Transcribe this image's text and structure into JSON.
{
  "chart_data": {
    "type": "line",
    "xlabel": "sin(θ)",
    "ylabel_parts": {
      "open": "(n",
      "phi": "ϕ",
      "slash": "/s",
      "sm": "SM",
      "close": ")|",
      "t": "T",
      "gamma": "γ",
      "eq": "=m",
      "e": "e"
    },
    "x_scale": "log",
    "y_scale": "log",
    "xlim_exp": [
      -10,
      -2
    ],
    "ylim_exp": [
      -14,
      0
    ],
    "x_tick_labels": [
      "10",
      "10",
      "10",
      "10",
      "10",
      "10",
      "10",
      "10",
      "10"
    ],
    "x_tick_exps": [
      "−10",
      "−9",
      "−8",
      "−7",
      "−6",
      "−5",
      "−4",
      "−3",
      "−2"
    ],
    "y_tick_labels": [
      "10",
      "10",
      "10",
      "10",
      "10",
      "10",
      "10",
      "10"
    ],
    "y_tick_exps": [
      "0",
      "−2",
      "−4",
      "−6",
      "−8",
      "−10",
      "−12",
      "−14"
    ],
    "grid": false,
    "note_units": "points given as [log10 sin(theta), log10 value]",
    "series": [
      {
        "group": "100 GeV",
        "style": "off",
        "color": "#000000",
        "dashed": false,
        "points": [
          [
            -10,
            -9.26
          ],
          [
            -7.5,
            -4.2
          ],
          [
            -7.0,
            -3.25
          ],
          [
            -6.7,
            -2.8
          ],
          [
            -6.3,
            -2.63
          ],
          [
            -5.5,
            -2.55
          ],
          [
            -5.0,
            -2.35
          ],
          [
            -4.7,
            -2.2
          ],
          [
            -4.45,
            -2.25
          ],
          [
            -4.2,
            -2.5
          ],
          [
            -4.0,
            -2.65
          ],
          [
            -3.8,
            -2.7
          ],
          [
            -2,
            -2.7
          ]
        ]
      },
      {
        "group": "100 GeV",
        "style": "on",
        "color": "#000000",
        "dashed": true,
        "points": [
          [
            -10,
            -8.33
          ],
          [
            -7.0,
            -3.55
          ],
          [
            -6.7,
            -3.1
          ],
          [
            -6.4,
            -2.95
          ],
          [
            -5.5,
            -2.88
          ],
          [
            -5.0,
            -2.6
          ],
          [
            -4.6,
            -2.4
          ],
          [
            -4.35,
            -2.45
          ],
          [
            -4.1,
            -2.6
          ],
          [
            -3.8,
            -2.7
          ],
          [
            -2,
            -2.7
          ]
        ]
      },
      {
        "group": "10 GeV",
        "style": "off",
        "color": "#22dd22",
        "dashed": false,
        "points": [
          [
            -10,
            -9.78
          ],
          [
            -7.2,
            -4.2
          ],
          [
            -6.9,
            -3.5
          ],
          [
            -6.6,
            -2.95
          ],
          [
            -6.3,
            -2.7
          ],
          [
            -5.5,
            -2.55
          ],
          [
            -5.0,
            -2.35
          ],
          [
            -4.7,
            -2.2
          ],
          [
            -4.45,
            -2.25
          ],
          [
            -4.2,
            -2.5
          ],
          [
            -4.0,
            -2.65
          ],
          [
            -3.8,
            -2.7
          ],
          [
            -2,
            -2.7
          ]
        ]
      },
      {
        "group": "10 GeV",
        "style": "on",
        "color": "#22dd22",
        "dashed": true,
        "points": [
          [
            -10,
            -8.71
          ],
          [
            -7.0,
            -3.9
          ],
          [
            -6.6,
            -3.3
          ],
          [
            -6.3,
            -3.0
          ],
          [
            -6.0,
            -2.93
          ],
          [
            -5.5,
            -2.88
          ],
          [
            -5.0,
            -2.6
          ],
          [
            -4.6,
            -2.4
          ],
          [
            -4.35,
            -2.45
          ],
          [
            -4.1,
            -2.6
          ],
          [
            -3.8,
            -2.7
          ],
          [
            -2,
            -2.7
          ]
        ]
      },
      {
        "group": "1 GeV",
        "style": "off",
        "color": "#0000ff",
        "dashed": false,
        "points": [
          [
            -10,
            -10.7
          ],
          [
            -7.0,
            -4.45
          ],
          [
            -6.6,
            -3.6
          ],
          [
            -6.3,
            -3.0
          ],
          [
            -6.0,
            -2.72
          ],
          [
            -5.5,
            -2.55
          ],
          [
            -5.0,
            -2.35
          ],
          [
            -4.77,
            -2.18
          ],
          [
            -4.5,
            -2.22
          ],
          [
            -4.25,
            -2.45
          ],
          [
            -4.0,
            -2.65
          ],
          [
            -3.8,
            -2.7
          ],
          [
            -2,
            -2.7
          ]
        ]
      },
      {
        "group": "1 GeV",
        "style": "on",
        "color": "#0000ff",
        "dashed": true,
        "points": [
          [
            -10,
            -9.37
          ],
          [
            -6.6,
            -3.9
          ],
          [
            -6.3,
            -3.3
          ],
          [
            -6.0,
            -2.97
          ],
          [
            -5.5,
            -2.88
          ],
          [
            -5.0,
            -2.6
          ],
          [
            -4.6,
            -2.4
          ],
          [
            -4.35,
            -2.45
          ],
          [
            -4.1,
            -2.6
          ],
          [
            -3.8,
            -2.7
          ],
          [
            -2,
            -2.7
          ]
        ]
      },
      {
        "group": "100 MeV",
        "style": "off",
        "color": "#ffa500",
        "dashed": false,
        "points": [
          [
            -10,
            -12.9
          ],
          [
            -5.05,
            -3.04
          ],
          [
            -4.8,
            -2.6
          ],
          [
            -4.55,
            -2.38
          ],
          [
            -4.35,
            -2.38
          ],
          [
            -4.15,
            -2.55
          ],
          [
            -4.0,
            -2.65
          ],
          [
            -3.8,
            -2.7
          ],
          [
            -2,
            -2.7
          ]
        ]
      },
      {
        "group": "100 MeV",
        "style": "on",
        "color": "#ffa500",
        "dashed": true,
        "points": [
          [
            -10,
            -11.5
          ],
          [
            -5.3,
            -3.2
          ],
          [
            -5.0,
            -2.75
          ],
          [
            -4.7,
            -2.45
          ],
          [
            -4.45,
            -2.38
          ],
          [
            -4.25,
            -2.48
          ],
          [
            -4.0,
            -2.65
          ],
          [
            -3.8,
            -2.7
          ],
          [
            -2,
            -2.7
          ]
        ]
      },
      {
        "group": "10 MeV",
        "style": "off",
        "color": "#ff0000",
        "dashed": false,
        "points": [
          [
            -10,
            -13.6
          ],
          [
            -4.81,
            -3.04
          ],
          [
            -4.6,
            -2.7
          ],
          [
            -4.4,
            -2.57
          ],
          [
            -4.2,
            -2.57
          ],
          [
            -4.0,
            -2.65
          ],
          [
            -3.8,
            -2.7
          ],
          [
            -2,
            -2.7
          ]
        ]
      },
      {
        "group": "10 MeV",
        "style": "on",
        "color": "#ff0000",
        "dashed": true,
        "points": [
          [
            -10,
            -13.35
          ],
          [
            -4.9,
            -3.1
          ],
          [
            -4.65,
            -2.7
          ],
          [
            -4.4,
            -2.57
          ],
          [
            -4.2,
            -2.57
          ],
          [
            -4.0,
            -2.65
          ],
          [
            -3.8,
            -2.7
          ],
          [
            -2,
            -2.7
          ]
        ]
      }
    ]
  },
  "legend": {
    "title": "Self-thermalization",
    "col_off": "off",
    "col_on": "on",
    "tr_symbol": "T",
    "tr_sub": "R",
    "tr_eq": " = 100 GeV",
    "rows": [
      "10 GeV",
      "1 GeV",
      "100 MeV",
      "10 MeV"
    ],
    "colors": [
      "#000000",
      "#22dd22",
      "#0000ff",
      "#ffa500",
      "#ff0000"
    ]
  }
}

+--

### What is required
Print the records above in full, exactly.

### Task solution
Transcribe this image's text and structure into JSON.
{
  "chart_data": {
    "type": "line",
    "xlabel": "sin(θ)",
    "ylabel_parts": {
      "open": "(n",
      "phi": "ϕ",
      "slash": "/s",
      "sm": "SM",
      "close": ")|",
      "t": "T",
      "gamma": "γ",
      "eq": "=m",
      "e": "e"
    },
    "x_scale": "log",
    "y_scale": "log",
    "xlim_exp": [
      -10,
      -2
    ],
    "ylim_exp": [
      -14,
      0
    ],
    "x_tick_labels": [
      "10",
      "10",
      "10",
      "10",
      "10",
      "10",
      "10",
      "10",
      "10"
    ],
    "x_tick_exps": [
      "−10",
      "−9",
      "−8",
      "−7",
      "−6",
      "−5",
      "−4",
      "−3",
      "−2"
    ],
    "y_tick_labels": [
      "10",
      "10",
      "10",
      "10",
      "10",
      "10",
      "10",
      "10"
    ],
    "y_tick_exps": [
      "0",
      "−2",
      "−4",
      "−6",
      "−8",
      "−10",
      "−12",
      "−14"
    ],
    "grid": false,
    "note_units": "points given as [log10 sin(theta), log10 value]",
    "series": [
      {
        "group": "100 GeV",
        "style": "off",
        "color": "#000000",
        "dashed": false,
        "points": [
          [
            -10,
            -9.26
          ],
          [
            -7.5,
            -4.2
          ],
          [
            -7.0,
            -3.25
          ],
          [
            -6.7,
            -2.8
          ],
          [
            -6.3,
            -2.63
          ],
          [
            -5.5,
            -2.55
          ],
          [
            -5.0,
            -2.35
          ],
          [
            -4.7,
            -2.2
          ],
          [
            -4.45,
            -2.25
          ],
          [
            -4.2,
            -2.5
          ],
          [
            -4.0,
            -2.65
          ],
          [
            -3.8,
            -2.7
          ],
          [
            -2,
            -2.7
          ]
        ]
      },
      {
        "group": "100 GeV",
        "style": "on",
        "color": "#000000",
        "dashed": true,
        "points": [
          [
            -10,
            -8.33
          ],
          [
            -7.0,
            -3.55
          ],
          [
            -6.7,
            -3.1
          ],
          [
            -6.4,
            -2.95
          ],
          [
            -5.5,
            -2.88
          ],
          [
            -5.0,
            -2.6
          ],
          [
            -4.6,
            -2.4
          ],
          [
            -4.35,
            -2.45
          ],
          [
            -4.1,
            -2.6
          ],
          [
            -3.8,
            -2.7
          ],
          [
            -2,
            -2.7
          ]
        ]
      },
      {
        "group": "10 GeV",
        "style": "off",
        "color": "#22dd22",
        "dashed": false,
        "points": [
          [
            -10,
            -9.78
          ],
          [
            -7.2,
            -4.2
          ],
          [
            -6.9,
            -3.5
          ],
          [
            -6.6,
            -2.95
          ],
          [
            -6.3,
            -2.7
          ],
          [
            -5.5,
            -2.55
          ],
          [
            -5.0,
            -2.35
          ],
          [
            -4.7,
            -2.2
          ],
          [
            -4.45,
            -2.25
          ],
          [
            -4.2,
            -2.5
          ],
          [
            -4.0,
            -2.65
          ],
          [
            -3.8,
            -2.7
          ],
          [
            -2,
            -2.7
          ]
        ]
      },
      {
        "group": "10 GeV",
        "style": "on",
        "color": "#22dd22",
        "dashed": true,
        "points": [
          [
            -10,
            -8.71
          ],
          [
            -7.0,
            -3.9
          ],
          [
            -6.6,
            -3.3
          ],
          [
            -6.3,
            -3.0
          ],
          [
            -6.0,
            -2.93
          ],
          [
            -5.5,
            -2.88
          ],
          [
            -5.0,
            -2.6
          ],
          [
            -4.6,
            -2.4
          ],
          [
            -4.35,
            -2.45
          ],
          [
            -4.1,
            -2.6
          ],
          [
            -3.8,
            -2.7
          ],
          [
            -2,
            -2.7
          ]
        ]
      },
      {
        "group": "1 GeV",
        "style": "off",
        "color": "#0000ff",
        "dashed": false,
        "points": [
          [
            -10,
            -10.7
          ],
          [
            -7.0,
            -4.45
          ],
          [
            -6.6,
            -3.6
          ],
          [
            -6.3,
            -3.0
          ],
          [
            -6.0,
            -2.72
          ],
          [
            -5.5,
            -2.55
          ],
          [
            -5.0,
            -2.35
          ],
          [
            -4.77,
            -2.18
          ],
          [
            -4.5,
            -2.22
          ],
          [
            -4.25,
            -2.45
          ],
          [
            -4.0,
            -2.65
          ],
          [
            -3.8,
            -2.7
          ],
          [
            -2,
            -2.7
          ]
        ]
      },
      {
        "group": "1 GeV",
        "style": "on",
        "color": "#0000ff",
        "dashed": true,
        "points": [
          [
            -10,
            -9.37
          ],
          [
            -6.6,
            -3.9
          ],
          [
            -6.3,
            -3.3
          ],
          [
            -6.0,
            -2.97
          ],
          [
            -5.5,
            -2.88
          ],
          [
            -5.0,
            -2.6
          ],
          [
            -4.6,
            -2.4
          ],
          [
            -4.35,
            -2.45
          ],
          [
            -4.1,
            -2.6
          ],
          [
            -3.8,
            -2.7
          ],
          [
            -2,
            -2.7
          ]
        ]
      },
      {
        "group": "100 MeV",
        "style": "off",
        "color": "#ffa500",
        "dashed": false,
        "points": [
          [
            -10,
            -12.9
          ],
          [
            -5.05,
            -3.04
          ],
          [
            -4.8,
            -2.6
          ],
          [
            -4.55,
            -2.38
          ],
          [
            -4.35,
            -2.38
          ],
          [
            -4.15,
            -2.55
          ],
          [
            -4.0,
            -2.65
          ],
          [
            -3.8,
            -2.7
          ],
          [
            -2,
            -2.7
          ]
        ]
      },
      {
        "group": "100 MeV",
        "style": "on",
        "color": "#ffa500",
        "dashed": true,
        "points": [
          [
            -10,
            -11.5
          ],
          [
            -5.3,
            -3.2
          ],
          [
            -5.0,
            -2.75
          ],
          [
            -4.7,
            -2.45
          ],
          [
            -4.45,
            -2.38
          ],
          [
            -4.25,
            -2.48
          ],
          [
            -4.0,
            -2.65
          ],
          [
            -3.8,
            -2.7
          ],
          [
            -2,
            -2.7
          ]
        ]
      },
      {
        "group": "10 MeV",
        "style": "off",
        "color": "#ff0000",
        "dashed": false,
        "points": [
          [
            -10,
            -13.6
          ],
          [
            -4.81,
            -3.04
          ],
          [
            -4.6,
            -2.7
          ],
          [
            -4.4,
            -2.57
          ],
          [
            -4.2,
            -2.57
          ],
          [
            -4.0,
            -2.65
          ],
          [
            -3.8,
            -2.7
          ],
          [
            -2,
            -2.7
          ]
        ]
      },
      {
        "group": "10 MeV",
        "style": "on",
        "color": "#ff0000",
        "dashed": true,
        "points": [
          [
            -10,
            -13.35
          ],
          [
            -4.9,
            -3.1
          ],
          [
            -4.65,
            -2.7
          ],
          [
            -4.4,
            -2.57
          ],
          [
            -4.2,
            -2.57
          ],
          [
            -4.0,
            -2.65
          ],
          [
            -3.8,
            -2.7
          ],
          [
            -2,
            -2.7
          ]
        ]
      }
    ]
  },
  "legend": {
    "title": "Self-thermalization",
    "col_off": "off",
    "col_on": "on",
    "tr_symbol": "T",
    "tr_sub": "R",
    "tr_eq": " = 100 GeV",
    "rows": [
      "10 GeV",
      "1 GeV",
      "100 MeV",
      "10 MeV"
    ],
    "colors": [
      "#000000",
      "#22dd22",
      "#0000ff",
      "#ffa500",
      "#ff0000"
    ]
  }
}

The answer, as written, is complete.